══ RECORDS TO USE

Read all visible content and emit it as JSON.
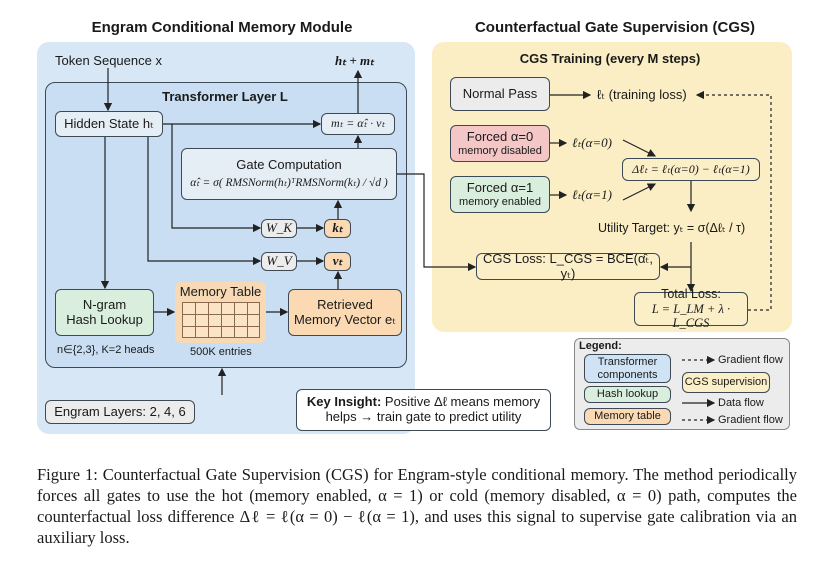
{
  "left_panel": {
    "title": "Engram Conditional Memory Module",
    "token_sequence": "Token Sequence x",
    "output": "hₜ + mₜ",
    "transformer_layer": "Transformer Layer L",
    "hidden_state": "Hidden State hₜ",
    "memory_output": "mₜ = α̂ₜ · vₜ",
    "gate_title": "Gate Computation",
    "gate_formula": "α̂ₜ = σ( RMSNorm(hₜ)ᵀRMSNorm(kₜ) / √d )",
    "wk": "W_K",
    "wv": "W_V",
    "kt": "kₜ",
    "vt": "vₜ",
    "ngram_line1": "N-gram",
    "ngram_line2": "Hash Lookup",
    "ngram_note": "n∈{2,3}, K=2 heads",
    "memory_table": "Memory Table",
    "memory_entries": "500K entries",
    "retrieved_line1": "Retrieved",
    "retrieved_line2": "Memory Vector eₜ",
    "engram_layers": "Engram Layers: 2, 4, 6",
    "key_insight_label": "Key Insight:",
    "key_insight_text1": "Positive Δℓ means memory",
    "key_insight_text2": "helps → train gate to predict utility"
  },
  "right_panel": {
    "title": "Counterfactual Gate Supervision (CGS)",
    "training_title": "CGS Training (every M steps)",
    "normal_pass": "Normal Pass",
    "training_loss": "ℓₜ (training loss)",
    "forced0": "Forced α=0",
    "forced0_sub": "memory disabled",
    "loss0": "ℓₜ(α=0)",
    "forced1": "Forced α=1",
    "forced1_sub": "memory enabled",
    "loss1": "ℓₜ(α=1)",
    "delta": "Δℓₜ = ℓₜ(α=0) − ℓₜ(α=1)",
    "utility": "Utility Target: yₜ = σ(Δℓₜ / τ)",
    "cgs_loss": "CGS Loss: L_CGS = BCE(α̂ₜ, yₜ)",
    "total_loss_title": "Total Loss:",
    "total_loss_formula": "L = L_LM + λ · L_CGS"
  },
  "legend": {
    "title": "Legend:",
    "items": [
      "Transformer components",
      "Hash lookup",
      "Memory table",
      "CGS supervision"
    ],
    "gradient_flow": "Gradient flow",
    "data_flow": "Data flow",
    "gradient_flow_2": "Gradient flow"
  },
  "caption": "Figure 1: Counterfactual Gate Supervision (CGS) for Engram-style conditional memory. The method periodically forces all gates to use the hot (memory enabled, α = 1) or cold (memory disabled, α = 0) path, computes the counterfactual loss difference Δℓ = ℓ(α = 0) − ℓ(α = 1), and uses this signal to supervise gate calibration via an auxiliary loss.",
  "colors": {
    "transformer": "#cfe3f5",
    "hash": "#d9eedd",
    "memory": "#fbd9b3",
    "cgs": "#fbefc8",
    "forced0": "#f4c6c6"
  }
}
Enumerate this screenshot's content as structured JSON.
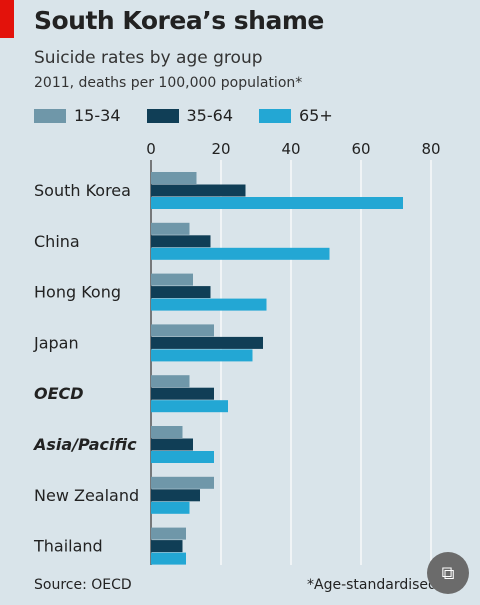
{
  "header": {
    "title": "South Korea’s shame",
    "subtitle": "Suicide rates by age group",
    "note": "2011, deaths per 100,000 population*"
  },
  "footer": {
    "source": "Source: OECD",
    "footnote": "*Age-standardised"
  },
  "badge": {
    "icon": "scan-text-icon"
  },
  "chart_data": {
    "type": "bar",
    "orientation": "horizontal",
    "title": "South Korea’s shame",
    "subtitle": "Suicide rates by age group",
    "xlabel": "",
    "ylabel": "",
    "xlim": [
      0,
      80
    ],
    "ticks": [
      0,
      20,
      40,
      60,
      80
    ],
    "grid": true,
    "legend_position": "top",
    "categories": [
      "South Korea",
      "China",
      "Hong Kong",
      "Japan",
      "OECD",
      "Asia/Pacific",
      "New Zealand",
      "Thailand"
    ],
    "emphasized_categories": [
      "OECD",
      "Asia/Pacific"
    ],
    "series": [
      {
        "name": "15-34",
        "color": "#6f97a9",
        "values": [
          13,
          11,
          12,
          18,
          11,
          9,
          18,
          10
        ]
      },
      {
        "name": "35-64",
        "color": "#103e56",
        "values": [
          27,
          17,
          17,
          32,
          18,
          12,
          14,
          9
        ]
      },
      {
        "name": "65+",
        "color": "#23a7d4",
        "values": [
          72,
          51,
          33,
          29,
          22,
          18,
          11,
          10
        ]
      }
    ]
  }
}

════

#### TO BE DONE
In the listing, how many lines hold "this"? Answer with a bare number.

#### RESPONSE TO THE EXERCISE
2